╔══

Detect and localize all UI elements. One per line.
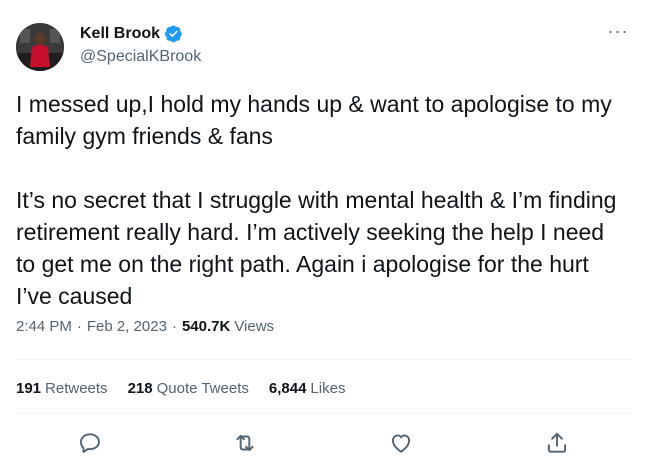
retweets-label: Retweets xyxy=(45,380,108,397)
likes-stat[interactable]: 6,844 Likes xyxy=(269,380,346,397)
verified-badge-icon xyxy=(164,24,183,43)
likes-count: 6,844 xyxy=(268,380,307,397)
tweet-meta: 2:44 PM · Feb 2, 2023 · 540.7K Views xyxy=(16,318,274,335)
quote-tweets-count: 218 xyxy=(127,380,153,397)
retweet-icon[interactable] xyxy=(232,430,258,456)
author-handle[interactable]: @SpecialKBrook xyxy=(80,48,201,66)
engagement-stats: 191 Retweets 218 Quote Tweets 6,844 Likes xyxy=(16,380,365,397)
author-name-row: Kell Brook xyxy=(80,24,183,43)
retweets-stat[interactable]: 191 Retweets xyxy=(16,380,108,397)
views-count: 540.7K xyxy=(181,318,231,335)
share-icon[interactable] xyxy=(544,430,570,456)
divider xyxy=(16,413,632,414)
action-bar xyxy=(0,427,648,459)
views-label: Views xyxy=(234,318,275,335)
retweets-count: 191 xyxy=(16,380,42,397)
tweet-paragraph: It’s no secret that I struggle with ment… xyxy=(16,187,617,309)
quote-tweets-stat[interactable]: 218 Quote Tweets xyxy=(128,380,249,397)
avatar[interactable] xyxy=(16,23,64,71)
more-icon[interactable]: ··· xyxy=(606,22,630,42)
tweet-paragraph: I messed up,I hold my hands up & want to… xyxy=(16,91,612,149)
author-display-name[interactable]: Kell Brook xyxy=(80,25,160,43)
avatar-image xyxy=(16,23,64,71)
reply-icon[interactable] xyxy=(77,430,103,456)
tweet-card: Kell Brook @SpecialKBrook ··· I messed u… xyxy=(0,0,648,476)
tweet-date[interactable]: Feb 2, 2023 xyxy=(87,318,167,335)
like-icon[interactable] xyxy=(388,430,414,456)
divider xyxy=(16,359,632,360)
meta-separator: · xyxy=(76,318,82,335)
meta-separator: · xyxy=(171,318,177,335)
quote-tweets-label: Quote Tweets xyxy=(156,380,249,397)
likes-label: Likes xyxy=(310,380,346,397)
tweet-time[interactable]: 2:44 PM xyxy=(16,318,72,335)
tweet-text: I messed up,I hold my hands up & want to… xyxy=(16,88,628,312)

╚══

Short problem
Rewrite the rows above, changing every "divider" to "rule-line" and keeping everything else the same. Leave the picture out of your answer.

Correct answer
Detect and localize all UI elements. One per line.
retweets-label: Retweets xyxy=(45,380,108,397)
likes-stat[interactable]: 6,844 Likes xyxy=(269,380,346,397)
verified-badge-icon xyxy=(164,24,183,43)
likes-count: 6,844 xyxy=(268,380,307,397)
tweet-meta: 2:44 PM · Feb 2, 2023 · 540.7K Views xyxy=(16,318,274,335)
quote-tweets-count: 218 xyxy=(127,380,153,397)
retweet-icon[interactable] xyxy=(232,430,258,456)
author-handle[interactable]: @SpecialKBrook xyxy=(80,48,201,66)
engagement-stats: 191 Retweets 218 Quote Tweets 6,844 Likes xyxy=(16,380,365,397)
author-name-row: Kell Brook xyxy=(80,24,183,43)
retweets-stat[interactable]: 191 Retweets xyxy=(16,380,108,397)
views-count: 540.7K xyxy=(181,318,231,335)
share-icon[interactable] xyxy=(544,430,570,456)
rule-line xyxy=(16,413,632,414)
action-bar xyxy=(0,427,648,459)
views-label: Views xyxy=(234,318,275,335)
retweets-count: 191 xyxy=(16,380,42,397)
tweet-paragraph: It’s no secret that I struggle with ment… xyxy=(16,187,617,309)
quote-tweets-stat[interactable]: 218 Quote Tweets xyxy=(128,380,249,397)
avatar[interactable] xyxy=(16,23,64,71)
more-icon[interactable]: ··· xyxy=(606,22,630,42)
tweet-paragraph: I messed up,I hold my hands up & want to… xyxy=(16,91,612,149)
author-display-name[interactable]: Kell Brook xyxy=(80,25,160,43)
avatar-image xyxy=(16,23,64,71)
reply-icon[interactable] xyxy=(77,430,103,456)
tweet-card: Kell Brook @SpecialKBrook ··· I messed u… xyxy=(0,0,648,476)
tweet-date[interactable]: Feb 2, 2023 xyxy=(87,318,167,335)
like-icon[interactable] xyxy=(388,430,414,456)
rule-line xyxy=(16,359,632,360)
meta-separator: · xyxy=(76,318,82,335)
meta-separator: · xyxy=(171,318,177,335)
quote-tweets-label: Quote Tweets xyxy=(156,380,249,397)
likes-label: Likes xyxy=(310,380,346,397)
tweet-time[interactable]: 2:44 PM xyxy=(16,318,72,335)
tweet-text: I messed up,I hold my hands up & want to… xyxy=(16,88,628,312)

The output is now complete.